The listing must be reproduced in full, exactly as it stands.

>>>>>

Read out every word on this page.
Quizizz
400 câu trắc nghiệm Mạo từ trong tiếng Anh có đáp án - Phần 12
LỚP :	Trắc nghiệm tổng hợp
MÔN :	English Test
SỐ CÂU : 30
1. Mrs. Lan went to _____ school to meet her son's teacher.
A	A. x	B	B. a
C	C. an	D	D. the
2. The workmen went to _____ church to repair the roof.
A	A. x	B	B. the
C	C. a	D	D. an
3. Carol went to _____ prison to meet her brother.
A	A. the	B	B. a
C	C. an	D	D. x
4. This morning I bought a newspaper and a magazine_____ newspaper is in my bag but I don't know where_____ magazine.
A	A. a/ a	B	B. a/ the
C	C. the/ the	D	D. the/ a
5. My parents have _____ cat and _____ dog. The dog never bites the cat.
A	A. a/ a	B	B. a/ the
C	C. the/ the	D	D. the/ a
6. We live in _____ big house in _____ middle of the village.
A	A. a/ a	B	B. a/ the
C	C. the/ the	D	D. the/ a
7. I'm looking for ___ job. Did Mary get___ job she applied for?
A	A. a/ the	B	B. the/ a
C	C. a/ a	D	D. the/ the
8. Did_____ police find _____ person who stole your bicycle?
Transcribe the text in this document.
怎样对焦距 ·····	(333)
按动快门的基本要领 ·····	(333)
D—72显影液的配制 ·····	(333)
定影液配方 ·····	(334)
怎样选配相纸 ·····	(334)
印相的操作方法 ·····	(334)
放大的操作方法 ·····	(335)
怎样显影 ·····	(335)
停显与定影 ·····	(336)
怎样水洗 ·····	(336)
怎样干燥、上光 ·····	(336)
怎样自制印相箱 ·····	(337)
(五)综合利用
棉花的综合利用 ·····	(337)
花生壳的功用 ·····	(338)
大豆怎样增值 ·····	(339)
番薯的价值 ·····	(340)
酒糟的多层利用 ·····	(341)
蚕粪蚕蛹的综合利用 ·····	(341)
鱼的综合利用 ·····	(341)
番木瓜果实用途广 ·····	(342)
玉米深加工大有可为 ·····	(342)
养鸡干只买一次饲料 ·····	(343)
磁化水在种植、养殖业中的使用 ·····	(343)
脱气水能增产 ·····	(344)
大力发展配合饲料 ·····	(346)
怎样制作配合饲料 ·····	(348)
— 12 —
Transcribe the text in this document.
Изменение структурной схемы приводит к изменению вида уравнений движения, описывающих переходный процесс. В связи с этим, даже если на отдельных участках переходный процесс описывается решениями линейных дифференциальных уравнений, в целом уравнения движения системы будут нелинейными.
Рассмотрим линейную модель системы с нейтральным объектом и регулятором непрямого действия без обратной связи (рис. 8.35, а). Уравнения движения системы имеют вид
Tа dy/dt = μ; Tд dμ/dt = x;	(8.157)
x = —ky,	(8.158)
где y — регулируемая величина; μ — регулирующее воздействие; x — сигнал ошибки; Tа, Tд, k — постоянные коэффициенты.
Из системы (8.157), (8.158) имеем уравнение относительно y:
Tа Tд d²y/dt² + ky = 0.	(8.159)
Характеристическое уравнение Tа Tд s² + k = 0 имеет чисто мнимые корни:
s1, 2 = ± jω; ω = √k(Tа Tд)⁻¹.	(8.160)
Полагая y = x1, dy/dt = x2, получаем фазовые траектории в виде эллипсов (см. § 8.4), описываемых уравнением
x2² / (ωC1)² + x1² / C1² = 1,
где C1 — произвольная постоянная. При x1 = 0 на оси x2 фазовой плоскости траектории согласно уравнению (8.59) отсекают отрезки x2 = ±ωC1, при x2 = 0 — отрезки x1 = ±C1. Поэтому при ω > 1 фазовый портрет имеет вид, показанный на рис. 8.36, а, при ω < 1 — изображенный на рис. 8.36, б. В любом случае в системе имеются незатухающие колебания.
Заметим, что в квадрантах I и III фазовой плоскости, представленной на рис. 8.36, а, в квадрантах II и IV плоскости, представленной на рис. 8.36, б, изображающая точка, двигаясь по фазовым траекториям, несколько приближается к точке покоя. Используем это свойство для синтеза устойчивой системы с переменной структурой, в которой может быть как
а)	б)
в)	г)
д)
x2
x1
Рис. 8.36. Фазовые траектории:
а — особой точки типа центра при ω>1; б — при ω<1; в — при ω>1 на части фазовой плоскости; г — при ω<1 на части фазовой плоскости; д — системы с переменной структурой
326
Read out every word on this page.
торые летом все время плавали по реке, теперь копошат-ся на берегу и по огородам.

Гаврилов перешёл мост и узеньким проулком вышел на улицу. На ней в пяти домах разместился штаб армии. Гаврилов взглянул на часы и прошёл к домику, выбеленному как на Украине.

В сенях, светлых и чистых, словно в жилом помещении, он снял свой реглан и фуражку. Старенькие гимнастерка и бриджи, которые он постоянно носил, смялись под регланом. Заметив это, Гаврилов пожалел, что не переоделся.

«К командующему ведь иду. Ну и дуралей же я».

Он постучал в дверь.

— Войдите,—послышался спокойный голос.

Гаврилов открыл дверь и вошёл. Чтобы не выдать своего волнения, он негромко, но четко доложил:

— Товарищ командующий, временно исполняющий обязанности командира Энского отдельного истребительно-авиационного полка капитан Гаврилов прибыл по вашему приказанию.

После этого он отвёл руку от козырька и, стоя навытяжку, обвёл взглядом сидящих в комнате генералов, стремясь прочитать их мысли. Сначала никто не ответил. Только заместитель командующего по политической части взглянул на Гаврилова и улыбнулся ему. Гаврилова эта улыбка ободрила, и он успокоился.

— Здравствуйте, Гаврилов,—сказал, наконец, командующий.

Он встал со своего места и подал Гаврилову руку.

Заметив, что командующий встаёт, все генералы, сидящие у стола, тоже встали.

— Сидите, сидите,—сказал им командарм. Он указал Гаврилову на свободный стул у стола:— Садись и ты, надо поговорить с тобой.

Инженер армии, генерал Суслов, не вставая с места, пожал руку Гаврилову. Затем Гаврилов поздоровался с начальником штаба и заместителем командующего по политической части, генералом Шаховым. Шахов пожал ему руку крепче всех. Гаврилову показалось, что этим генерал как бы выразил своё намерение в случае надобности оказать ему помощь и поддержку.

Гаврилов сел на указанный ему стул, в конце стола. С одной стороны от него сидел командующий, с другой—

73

<<<<<

## Solved exercise:
Read out every word on this page.
Quizizz
400 câu trắc nghiệm Mạo từ trong tiếng Anh có đáp án - Phần 12
LỚP :	Trắc nghiệm tổng hợp
MÔN :	English Test
SỐ CÂU : 30
1. Mrs. Lan went to _____ school to meet her son's teacher.
A	A. x	B	B. a
C	C. an	D	D. the
2. The workmen went to _____ church to repair the roof.
A	A. x	B	B. the
C	C. a	D	D. an
3. Carol went to _____ prison to meet her brother.
A	A. the	B	B. a
C	C. an	D	D. x
4. This morning I bought a newspaper and a magazine_____ newspaper is in my bag but I don't know where_____ magazine.
A	A. a/ a	B	B. a/ the
C	C. the/ the	D	D. the/ a
5. My parents have _____ cat and _____ dog. The dog never bites the cat.
A	A. a/ a	B	B. a/ the
C	C. the/ the	D	D. the/ a
6. We live in _____ big house in _____ middle of the village.
A	A. a/ a	B	B. a/ the
C	C. the/ the	D	D. the/ a
7. I'm looking for ___ job. Did Mary get___ job she applied for?
A	A. a/ the	B	B. the/ a
C	C. a/ a	D	D. the/ the
8. Did_____ police find _____ person who stole your bicycle?
Transcribe the text in this document.
怎样对焦距 ·····	(333)
按动快门的基本要领 ·····	(333)
D—72显影液的配制 ·····	(333)
定影液配方 ·····	(334)
怎样选配相纸 ·····	(334)
印相的操作方法 ·····	(334)
放大的操作方法 ·····	(335)
怎样显影 ·····	(335)
停显与定影 ·····	(336)
怎样水洗 ·····	(336)
怎样干燥、上光 ·····	(336)
怎样自制印相箱 ·····	(337)
(五)综合利用
棉花的综合利用 ·····	(337)
花生壳的功用 ·····	(338)
大豆怎样增值 ·····	(339)
番薯的价值 ·····	(340)
酒糟的多层利用 ·····	(341)
蚕粪蚕蛹的综合利用 ·····	(341)
鱼的综合利用 ·····	(341)
番木瓜果实用途广 ·····	(342)
玉米深加工大有可为 ·····	(342)
养鸡干只买一次饲料 ·····	(343)
磁化水在种植、养殖业中的使用 ·····	(343)
脱气水能增产 ·····	(344)
大力发展配合饲料 ·····	(346)
怎样制作配合饲料 ·····	(348)
— 12 —
Transcribe the text in this document.
Изменение структурной схемы приводит к изменению вида уравнений движения, описывающих переходный процесс. В связи с этим, даже если на отдельных участках переходный процесс описывается решениями линейных дифференциальных уравнений, в целом уравнения движения системы будут нелинейными.
Рассмотрим линейную модель системы с нейтральным объектом и регулятором непрямого действия без обратной связи (рис. 8.35, а). Уравнения движения системы имеют вид
Tа dy/dt = μ; Tд dμ/dt = x;	(8.157)
x = —ky,	(8.158)
где y — регулируемая величина; μ — регулирующее воздействие; x — сигнал ошибки; Tа, Tд, k — постоянные коэффициенты.
Из системы (8.157), (8.158) имеем уравнение относительно y:
Tа Tд d²y/dt² + ky = 0.	(8.159)
Характеристическое уравнение Tа Tд s² + k = 0 имеет чисто мнимые корни:
s1, 2 = ± jω; ω = √k(Tа Tд)⁻¹.	(8.160)
Полагая y = x1, dy/dt = x2, получаем фазовые траектории в виде эллипсов (см. § 8.4), описываемых уравнением
x2² / (ωC1)² + x1² / C1² = 1,
где C1 — произвольная постоянная. При x1 = 0 на оси x2 фазовой плоскости траектории согласно уравнению (8.59) отсекают отрезки x2 = ±ωC1, при x2 = 0 — отрезки x1 = ±C1. Поэтому при ω > 1 фазовый портрет имеет вид, показанный на рис. 8.36, а, при ω < 1 — изображенный на рис. 8.36, б. В любом случае в системе имеются незатухающие колебания.
Заметим, что в квадрантах I и III фазовой плоскости, представленной на рис. 8.36, а, в квадрантах II и IV плоскости, представленной на рис. 8.36, б, изображающая точка, двигаясь по фазовым траекториям, несколько приближается к точке покоя. Используем это свойство для синтеза устойчивой системы с переменной структурой, в которой может быть как
а)	б)
в)	г)
д)
x2
x1
Рис. 8.36. Фазовые траектории:
а — особой точки типа центра при ω>1; б — при ω<1; в — при ω>1 на части фазовой плоскости; г — при ω<1 на части фазовой плоскости; д — системы с переменной структурой
326
Read out every word on this page.
торые летом все время плавали по реке, теперь копошат-ся на берегу и по огородам.

Гаврилов перешёл мост и узеньким проулком вышел на улицу. На ней в пяти домах разместился штаб армии. Гаврилов взглянул на часы и прошёл к домику, выбеленному как на Украине.

В сенях, светлых и чистых, словно в жилом помещении, он снял свой реглан и фуражку. Старенькие гимнастерка и бриджи, которые он постоянно носил, смялись под регланом. Заметив это, Гаврилов пожалел, что не переоделся.

«К командующему ведь иду. Ну и дуралей же я».

Он постучал в дверь.

— Войдите,—послышался спокойный голос.

Гаврилов открыл дверь и вошёл. Чтобы не выдать своего волнения, он негромко, но четко доложил:

— Товарищ командующий, временно исполняющий обязанности командира Энского отдельного истребительно-авиационного полка капитан Гаврилов прибыл по вашему приказанию.

После этого он отвёл руку от козырька и, стоя навытяжку, обвёл взглядом сидящих в комнате генералов, стремясь прочитать их мысли. Сначала никто не ответил. Только заместитель командующего по политической части взглянул на Гаврилова и улыбнулся ему. Гаврилова эта улыбка ободрила, и он успокоился.

— Здравствуйте, Гаврилов,—сказал, наконец, командующий.

Он встал со своего места и подал Гаврилову руку.

Заметив, что командующий встаёт, все генералы, сидящие у стола, тоже встали.

— Сидите, сидите,—сказал им командарм. Он указал Гаврилову на свободный стул у стола:— Садись и ты, надо поговорить с тобой.

Инженер армии, генерал Суслов, не вставая с места, пожал руку Гаврилову. Затем Гаврилов поздоровался с начальником штаба и заместителем командующего по политической части, генералом Шаховым. Шахов пожал ему руку крепче всех. Гаврилову показалось, что этим генерал как бы выразил своё намерение в случае надобности оказать ему помощь и поддержку.

Гаврилов сел на указанный ему стул, в конце стола. С одной стороны от него сидел командующий, с другой—

73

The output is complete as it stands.